Top of The records

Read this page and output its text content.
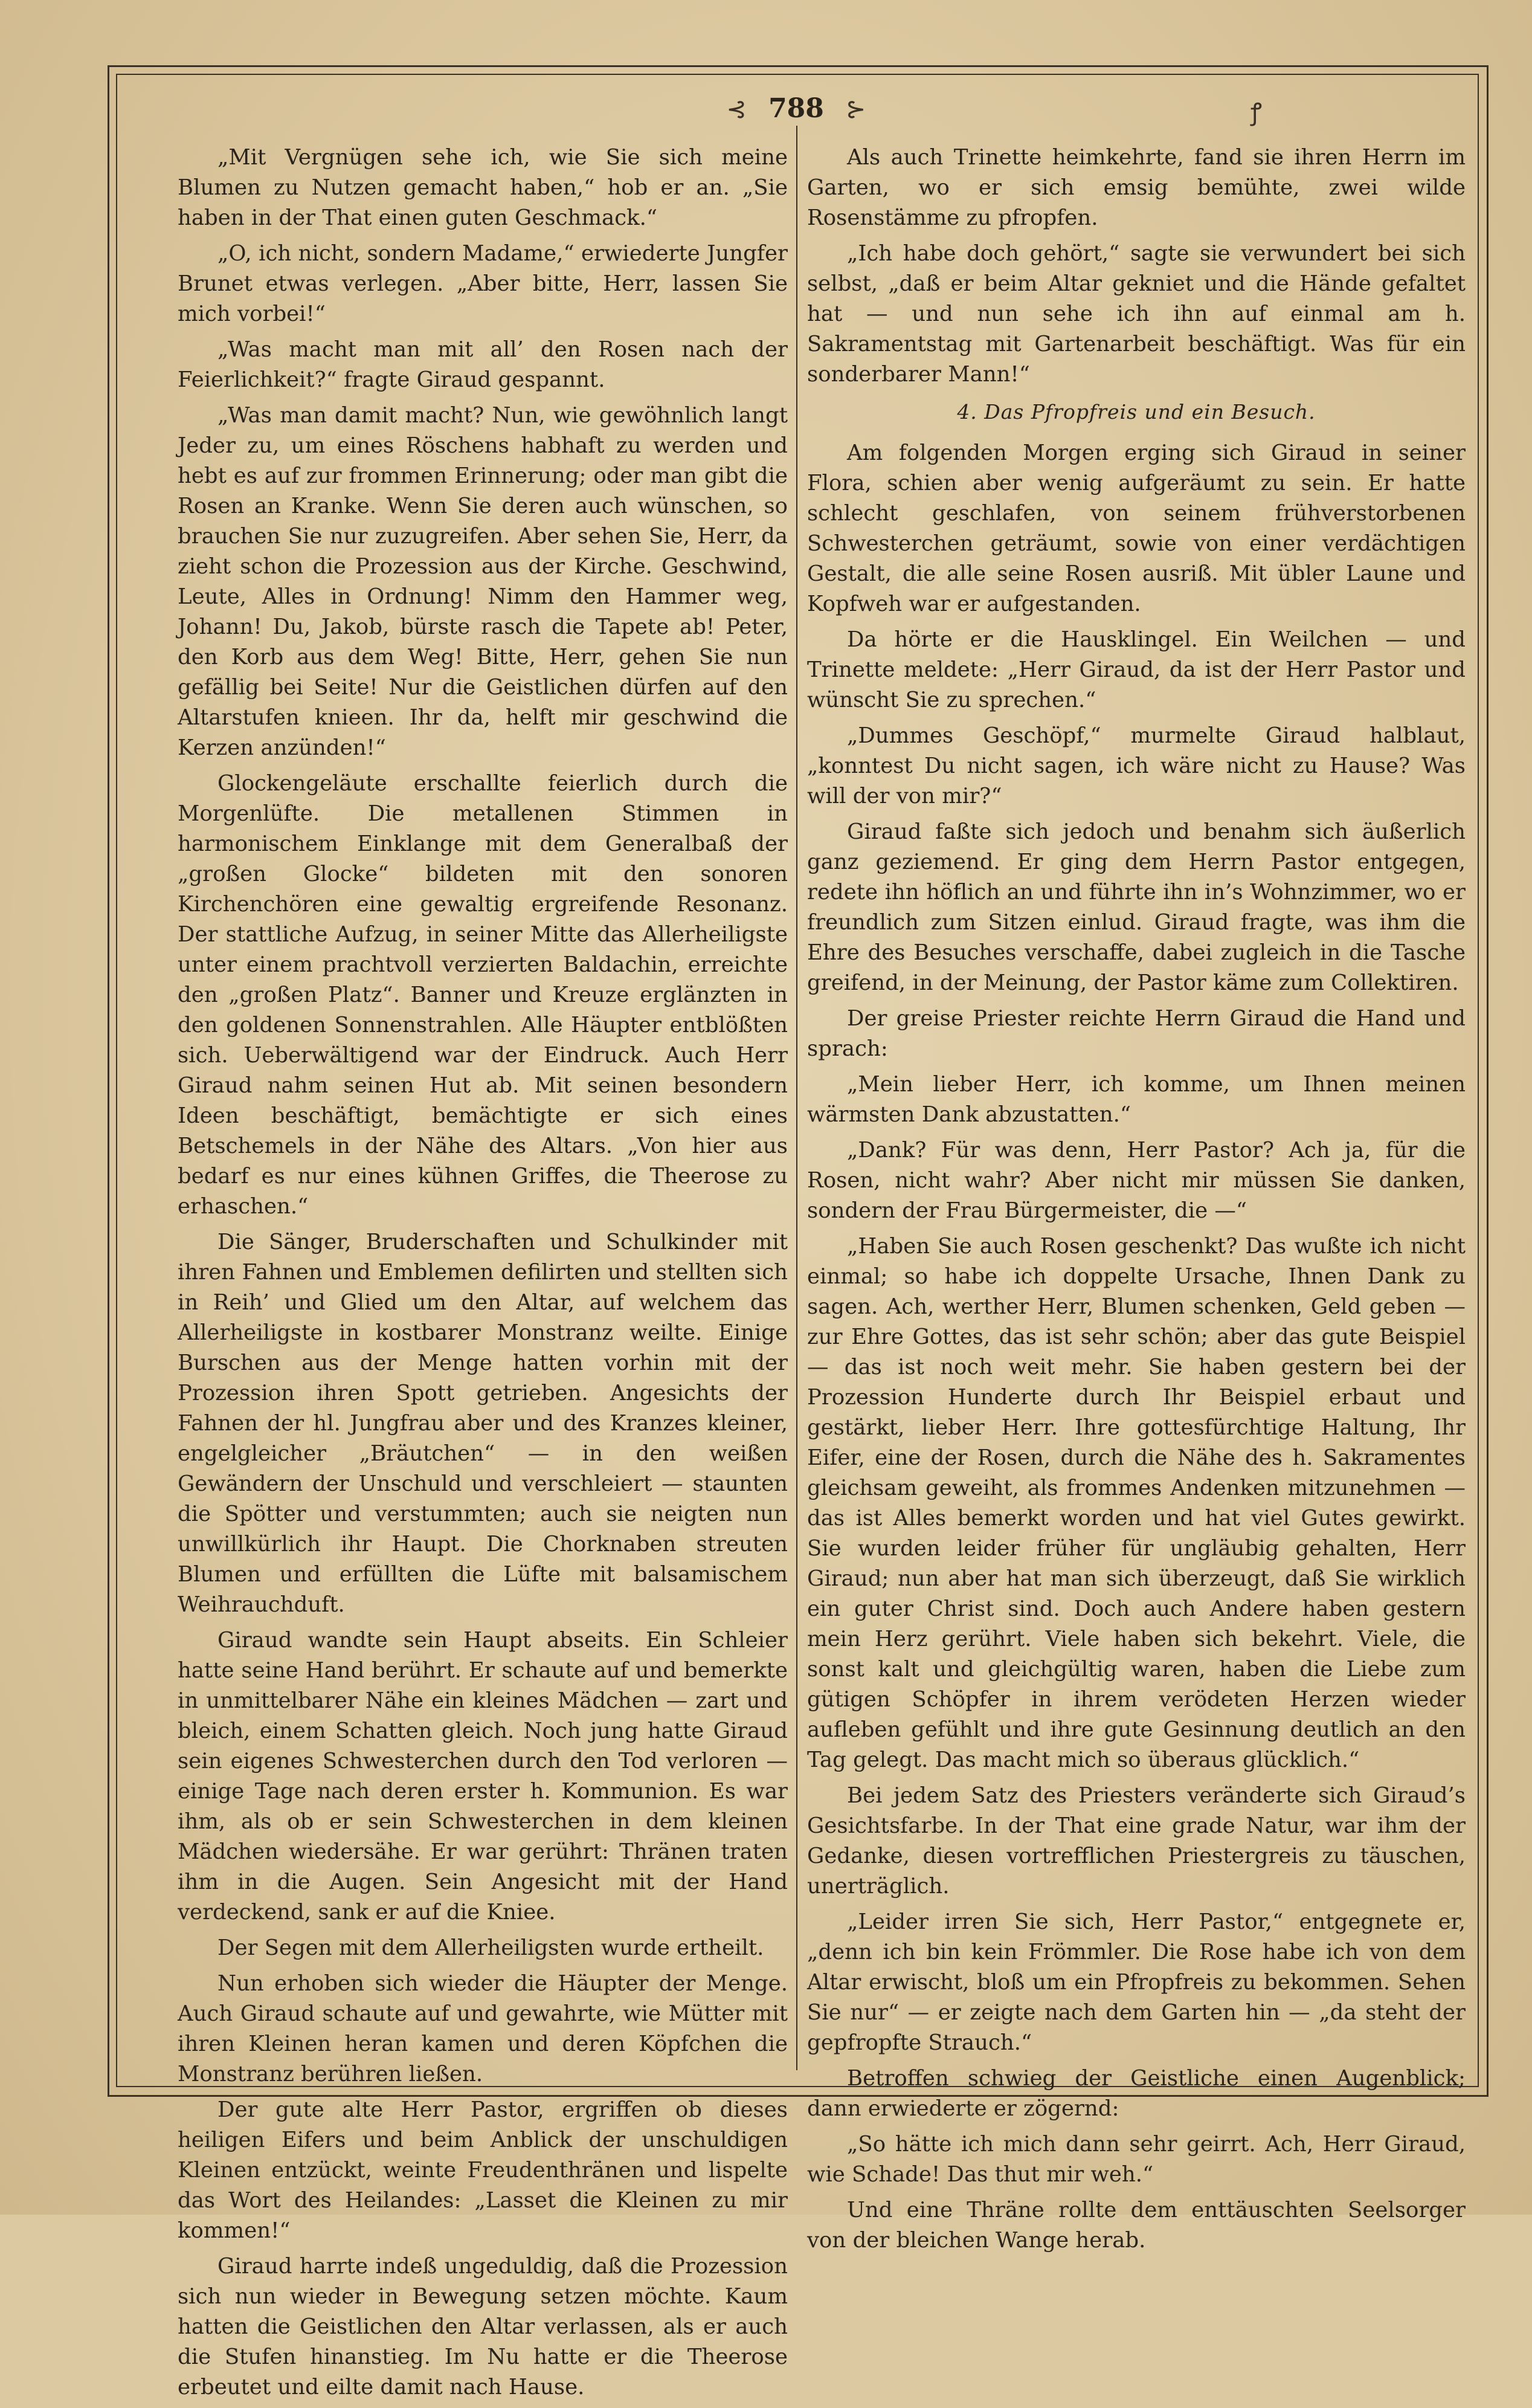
⊰ 788 ⊱	ꝭ

„Mit Vergnügen sehe ich, wie Sie sich meine Blumen zu Nutzen gemacht haben,“ hob er an. „Sie haben in der That einen guten Geschmack.“

„O, ich nicht, sondern Madame,“ erwiederte Jungfer Brunet etwas verlegen. „Aber bitte, Herr, lassen Sie mich vorbei!“

„Was macht man mit all’ den Rosen nach der Feierlichkeit?“ fragte Giraud gespannt.

„Was man damit macht? Nun, wie gewöhnlich langt Jeder zu, um eines Röschens habhaft zu werden und hebt es auf zur frommen Erinnerung; oder man gibt die Rosen an Kranke. Wenn Sie deren auch wünschen, so brauchen Sie nur zuzugreifen. Aber sehen Sie, Herr, da zieht schon die Prozession aus der Kirche. Geschwind, Leute, Alles in Ordnung! Nimm den Hammer weg, Johann! Du, Jakob, bürste rasch die Tapete ab! Peter, den Korb aus dem Weg! Bitte, Herr, gehen Sie nun gefällig bei Seite! Nur die Geistlichen dürfen auf den Altarstufen knieen. Ihr da, helft mir geschwind die Kerzen anzünden!“

Glockengeläute erschallte feierlich durch die Morgenlüfte. Die metallenen Stimmen in harmonischem Einklange mit dem Generalbaß der „großen Glocke“ bildeten mit den sonoren Kirchenchören eine gewaltig ergreifende Resonanz. Der stattliche Aufzug, in seiner Mitte das Allerheiligste unter einem prachtvoll verzierten Baldachin, erreichte den „großen Platz“. Banner und Kreuze erglänzten in den goldenen Sonnenstrahlen. Alle Häupter entblößten sich. Ueberwältigend war der Eindruck. Auch Herr Giraud nahm seinen Hut ab. Mit seinen besondern Ideen beschäftigt, bemächtigte er sich eines Betschemels in der Nähe des Altars. „Von hier aus bedarf es nur eines kühnen Griffes, die Theerose zu erhaschen.“

Die Sänger, Bruderschaften und Schulkinder mit ihren Fahnen und Emblemen defilirten und stellten sich in Reih’ und Glied um den Altar, auf welchem das Allerheiligste in kostbarer Monstranz weilte. Einige Burschen aus der Menge hatten vorhin mit der Prozession ihren Spott getrieben. Angesichts der Fahnen der hl. Jungfrau aber und des Kranzes kleiner, engelgleicher „Bräutchen“ — in den weißen Gewändern der Unschuld und verschleiert — staunten die Spötter und verstummten; auch sie neigten nun unwillkürlich ihr Haupt. Die Chorknaben streuten Blumen und erfüllten die Lüfte mit balsamischem Weihrauchduft.

Giraud wandte sein Haupt abseits. Ein Schleier hatte seine Hand berührt. Er schaute auf und bemerkte in unmittelbarer Nähe ein kleines Mädchen — zart und bleich, einem Schatten gleich. Noch jung hatte Giraud sein eigenes Schwesterchen durch den Tod verloren — einige Tage nach deren erster h. Kommunion. Es war ihm, als ob er sein Schwesterchen in dem kleinen Mädchen wiedersähe. Er war gerührt: Thränen traten ihm in die Augen. Sein Angesicht mit der Hand verdeckend, sank er auf die Kniee.

Der Segen mit dem Allerheiligsten wurde ertheilt.

Nun erhoben sich wieder die Häupter der Menge. Auch Giraud schaute auf und gewahrte, wie Mütter mit ihren Kleinen heran kamen und deren Köpfchen die Monstranz berühren ließen.

Der gute alte Herr Pastor, ergriffen ob dieses heiligen Eifers und beim Anblick der unschuldigen Kleinen entzückt, weinte Freudenthränen und lispelte das Wort des Heilandes: „Lasset die Kleinen zu mir kommen!“

Giraud harrte indeß ungeduldig, daß die Prozession sich nun wieder in Bewegung setzen möchte. Kaum hatten die Geistlichen den Altar verlassen, als er auch die Stufen hinanstieg. Im Nu hatte er die Theerose erbeutet und eilte damit nach Hause.

Als auch Trinette heimkehrte, fand sie ihren Herrn im Garten, wo er sich emsig bemühte, zwei wilde Rosenstämme zu pfropfen.

„Ich habe doch gehört,“ sagte sie verwundert bei sich selbst, „daß er beim Altar gekniet und die Hände gefaltet hat — und nun sehe ich ihn auf einmal am h. Sakramentstag mit Gartenarbeit beschäftigt. Was für ein sonderbarer Mann!“

4. Das Pfropfreis und ein Besuch.

Am folgenden Morgen erging sich Giraud in seiner Flora, schien aber wenig aufgeräumt zu sein. Er hatte schlecht geschlafen, von seinem frühverstorbenen Schwesterchen geträumt, sowie von einer verdächtigen Gestalt, die alle seine Rosen ausriß. Mit übler Laune und Kopfweh war er aufgestanden.

Da hörte er die Hausklingel. Ein Weilchen — und Trinette meldete: „Herr Giraud, da ist der Herr Pastor und wünscht Sie zu sprechen.“

„Dummes Geschöpf,“ murmelte Giraud halblaut, „konntest Du nicht sagen, ich wäre nicht zu Hause? Was will der von mir?“

Giraud faßte sich jedoch und benahm sich äußerlich ganz geziemend. Er ging dem Herrn Pastor entgegen, redete ihn höflich an und führte ihn in’s Wohnzimmer, wo er freundlich zum Sitzen einlud. Giraud fragte, was ihm die Ehre des Besuches verschaffe, dabei zugleich in die Tasche greifend, in der Meinung, der Pastor käme zum Collektiren.

Der greise Priester reichte Herrn Giraud die Hand und sprach:

„Mein lieber Herr, ich komme, um Ihnen meinen wärmsten Dank abzustatten.“

„Dank? Für was denn, Herr Pastor? Ach ja, für die Rosen, nicht wahr? Aber nicht mir müssen Sie danken, sondern der Frau Bürgermeister, die —“

„Haben Sie auch Rosen geschenkt? Das wußte ich nicht einmal; so habe ich doppelte Ursache, Ihnen Dank zu sagen. Ach, werther Herr, Blumen schenken, Geld geben — zur Ehre Gottes, das ist sehr schön; aber das gute Beispiel — das ist noch weit mehr. Sie haben gestern bei der Prozession Hunderte durch Ihr Beispiel erbaut und gestärkt, lieber Herr. Ihre gottesfürchtige Haltung, Ihr Eifer, eine der Rosen, durch die Nähe des h. Sakramentes gleichsam geweiht, als frommes Andenken mitzunehmen — das ist Alles bemerkt worden und hat viel Gutes gewirkt. Sie wurden leider früher für ungläubig gehalten, Herr Giraud; nun aber hat man sich überzeugt, daß Sie wirklich ein guter Christ sind. Doch auch Andere haben gestern mein Herz gerührt. Viele haben sich bekehrt. Viele, die sonst kalt und gleichgültig waren, haben die Liebe zum gütigen Schöpfer in ihrem verödeten Herzen wieder aufleben gefühlt und ihre gute Gesinnung deutlich an den Tag gelegt. Das macht mich so überaus glücklich.“

Bei jedem Satz des Priesters veränderte sich Giraud’s Gesichtsfarbe. In der That eine grade Natur, war ihm der Gedanke, diesen vortrefflichen Priestergreis zu täuschen, unerträglich.

„Leider irren Sie sich, Herr Pastor,“ entgegnete er, „denn ich bin kein Frömmler. Die Rose habe ich von dem Altar erwischt, bloß um ein Pfropfreis zu bekommen. Sehen Sie nur“ — er zeigte nach dem Garten hin — „da steht der gepfropfte Strauch.“

Betroffen schwieg der Geistliche einen Augenblick; dann erwiederte er zögernd:

„So hätte ich mich dann sehr geirrt. Ach, Herr Giraud, wie Schade! Das thut mir weh.“

Und eine Thräne rollte dem enttäuschten Seelsorger von der bleichen Wange herab.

Bottom of The records

Task details. Find and copy each line of the listing above that holds the word "sehr".

Answer section.
„Haben Sie auch Rosen geschenkt? Das wußte ich nicht einmal; so habe ich doppelte Ursache, Ihnen Dank zu sagen. Ach, werther Herr, Blumen schenken, Geld geben — zur Ehre Gottes, das ist sehr schön; aber das gute Beispiel — das ist noch weit mehr. Sie haben gestern bei der Prozession Hunderte durch Ihr Beispiel erbaut und gestärkt, lieber Herr. Ihre gottesfürchtige Haltung, Ihr Eifer, eine der Rosen, durch die Nähe des h. Sakramentes gleichsam geweiht, als frommes Andenken mitzunehmen — das ist Alles bemerkt worden und hat viel Gutes gewirkt. Sie wurden leider früher für ungläubig gehalten, Herr Giraud; nun aber hat man sich überzeugt, daß Sie wirklich ein guter Christ sind. Doch auch Andere haben gestern mein Herz gerührt. Viele haben sich bekehrt. Viele, die sonst kalt und gleichgültig waren, haben die Liebe zum gütigen Schöpfer in ihrem verödeten Herzen wieder aufleben gefühlt und ihre gute Gesinnung deutlich an den Tag gelegt. Das macht mich so überaus glücklich.“
„So hätte ich mich dann sehr geirrt. Ach, Herr Giraud, wie Schade! Das thut mir weh.“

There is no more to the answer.